>> start Task input

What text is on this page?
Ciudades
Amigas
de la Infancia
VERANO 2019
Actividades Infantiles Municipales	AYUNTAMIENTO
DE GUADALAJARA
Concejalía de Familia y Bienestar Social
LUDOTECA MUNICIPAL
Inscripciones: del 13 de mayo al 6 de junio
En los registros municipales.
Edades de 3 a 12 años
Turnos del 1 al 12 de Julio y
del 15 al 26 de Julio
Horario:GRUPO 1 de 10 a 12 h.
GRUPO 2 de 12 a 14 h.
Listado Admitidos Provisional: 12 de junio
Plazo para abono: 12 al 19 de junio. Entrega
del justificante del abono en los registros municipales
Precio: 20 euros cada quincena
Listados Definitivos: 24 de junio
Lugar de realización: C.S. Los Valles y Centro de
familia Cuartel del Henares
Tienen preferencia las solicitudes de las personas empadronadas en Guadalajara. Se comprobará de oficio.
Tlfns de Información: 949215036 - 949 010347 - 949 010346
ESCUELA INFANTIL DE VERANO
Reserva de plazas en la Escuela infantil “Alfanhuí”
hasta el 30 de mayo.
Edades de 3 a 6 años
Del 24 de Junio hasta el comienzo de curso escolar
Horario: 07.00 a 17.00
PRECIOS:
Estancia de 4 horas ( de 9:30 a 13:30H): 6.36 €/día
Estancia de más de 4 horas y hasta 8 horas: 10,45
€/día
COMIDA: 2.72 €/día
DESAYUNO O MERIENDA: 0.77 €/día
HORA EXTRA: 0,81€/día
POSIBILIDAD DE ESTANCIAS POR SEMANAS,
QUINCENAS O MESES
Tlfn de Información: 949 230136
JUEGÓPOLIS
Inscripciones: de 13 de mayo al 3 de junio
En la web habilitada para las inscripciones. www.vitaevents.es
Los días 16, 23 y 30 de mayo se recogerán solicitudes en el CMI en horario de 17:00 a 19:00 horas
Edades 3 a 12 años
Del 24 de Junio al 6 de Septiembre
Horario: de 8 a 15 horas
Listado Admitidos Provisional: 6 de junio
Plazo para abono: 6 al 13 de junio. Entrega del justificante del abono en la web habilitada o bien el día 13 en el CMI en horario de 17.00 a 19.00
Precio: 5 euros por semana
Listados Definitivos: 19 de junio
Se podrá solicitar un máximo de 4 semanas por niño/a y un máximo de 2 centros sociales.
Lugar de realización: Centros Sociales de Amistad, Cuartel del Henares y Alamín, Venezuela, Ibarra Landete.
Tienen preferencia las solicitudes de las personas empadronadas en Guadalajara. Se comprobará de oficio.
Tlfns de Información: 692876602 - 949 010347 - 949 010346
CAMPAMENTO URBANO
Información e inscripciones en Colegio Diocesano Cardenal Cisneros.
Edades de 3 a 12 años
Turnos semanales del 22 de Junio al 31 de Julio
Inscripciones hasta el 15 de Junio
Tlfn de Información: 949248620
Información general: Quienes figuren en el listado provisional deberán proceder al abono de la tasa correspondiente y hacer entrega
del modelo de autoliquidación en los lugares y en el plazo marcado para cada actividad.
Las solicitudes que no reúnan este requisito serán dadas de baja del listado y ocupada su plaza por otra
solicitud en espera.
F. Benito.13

>> end Task input
>> start Task input

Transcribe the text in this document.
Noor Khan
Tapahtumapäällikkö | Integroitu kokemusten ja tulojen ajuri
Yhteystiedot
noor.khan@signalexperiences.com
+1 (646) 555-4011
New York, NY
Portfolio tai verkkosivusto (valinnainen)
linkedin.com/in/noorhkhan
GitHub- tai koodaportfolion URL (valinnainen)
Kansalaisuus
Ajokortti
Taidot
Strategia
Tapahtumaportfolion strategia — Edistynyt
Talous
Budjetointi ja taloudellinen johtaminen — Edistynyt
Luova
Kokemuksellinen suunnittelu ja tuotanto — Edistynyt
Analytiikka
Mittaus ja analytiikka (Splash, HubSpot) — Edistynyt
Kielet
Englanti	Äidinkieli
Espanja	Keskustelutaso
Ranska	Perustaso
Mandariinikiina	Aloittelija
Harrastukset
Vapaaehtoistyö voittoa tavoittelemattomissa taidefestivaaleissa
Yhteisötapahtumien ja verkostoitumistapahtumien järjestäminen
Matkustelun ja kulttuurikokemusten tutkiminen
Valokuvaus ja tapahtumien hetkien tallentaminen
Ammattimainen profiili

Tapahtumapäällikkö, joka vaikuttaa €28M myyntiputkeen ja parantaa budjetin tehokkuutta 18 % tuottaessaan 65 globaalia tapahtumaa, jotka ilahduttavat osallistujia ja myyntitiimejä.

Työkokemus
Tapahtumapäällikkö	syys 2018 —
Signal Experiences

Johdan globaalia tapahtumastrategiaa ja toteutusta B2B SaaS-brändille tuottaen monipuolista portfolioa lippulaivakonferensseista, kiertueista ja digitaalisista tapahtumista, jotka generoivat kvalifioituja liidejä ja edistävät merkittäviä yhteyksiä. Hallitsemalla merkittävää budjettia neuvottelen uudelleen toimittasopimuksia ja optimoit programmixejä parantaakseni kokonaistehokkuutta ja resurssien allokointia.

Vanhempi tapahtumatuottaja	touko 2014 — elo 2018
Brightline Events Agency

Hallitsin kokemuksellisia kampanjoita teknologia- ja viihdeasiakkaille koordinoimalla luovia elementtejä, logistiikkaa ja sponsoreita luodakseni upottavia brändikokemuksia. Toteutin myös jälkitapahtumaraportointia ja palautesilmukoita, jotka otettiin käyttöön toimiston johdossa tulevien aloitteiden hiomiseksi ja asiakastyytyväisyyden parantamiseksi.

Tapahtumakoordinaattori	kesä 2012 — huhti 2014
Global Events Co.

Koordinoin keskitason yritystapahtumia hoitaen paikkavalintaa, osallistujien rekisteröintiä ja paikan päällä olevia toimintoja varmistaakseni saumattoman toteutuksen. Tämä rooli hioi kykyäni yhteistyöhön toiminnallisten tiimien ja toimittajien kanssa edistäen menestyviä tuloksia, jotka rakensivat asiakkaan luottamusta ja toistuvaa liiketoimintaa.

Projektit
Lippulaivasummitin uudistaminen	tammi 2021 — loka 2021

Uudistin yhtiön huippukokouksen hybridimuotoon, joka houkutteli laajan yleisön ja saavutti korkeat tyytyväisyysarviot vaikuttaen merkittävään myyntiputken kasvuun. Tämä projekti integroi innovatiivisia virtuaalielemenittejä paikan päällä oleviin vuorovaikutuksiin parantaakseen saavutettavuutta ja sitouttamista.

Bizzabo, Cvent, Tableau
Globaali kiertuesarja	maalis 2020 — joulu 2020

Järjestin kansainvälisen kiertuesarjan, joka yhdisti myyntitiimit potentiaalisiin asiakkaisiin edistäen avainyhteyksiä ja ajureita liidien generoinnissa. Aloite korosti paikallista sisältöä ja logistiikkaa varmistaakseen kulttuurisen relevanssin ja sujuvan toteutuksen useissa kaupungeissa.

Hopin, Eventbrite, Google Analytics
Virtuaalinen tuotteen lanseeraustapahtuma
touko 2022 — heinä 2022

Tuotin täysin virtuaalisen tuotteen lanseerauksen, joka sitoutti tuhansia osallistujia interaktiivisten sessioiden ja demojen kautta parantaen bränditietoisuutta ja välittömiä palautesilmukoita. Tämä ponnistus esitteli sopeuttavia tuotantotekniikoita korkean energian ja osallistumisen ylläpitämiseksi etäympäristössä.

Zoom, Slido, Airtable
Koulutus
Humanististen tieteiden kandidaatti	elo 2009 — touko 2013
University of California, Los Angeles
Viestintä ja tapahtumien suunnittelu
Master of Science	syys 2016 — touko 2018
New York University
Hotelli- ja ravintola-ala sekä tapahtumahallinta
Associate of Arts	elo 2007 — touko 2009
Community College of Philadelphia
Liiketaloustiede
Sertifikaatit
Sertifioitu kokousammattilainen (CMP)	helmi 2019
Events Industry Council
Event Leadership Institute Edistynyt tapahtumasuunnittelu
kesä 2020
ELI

>> end Task input

- [Given task]
Search the lines above for the string "Admitidos" and copy each line that has it.

- [Exercise response]
Listado Admitidos Provisional: 12 de junio
Listado Admitidos Provisional: 6 de junio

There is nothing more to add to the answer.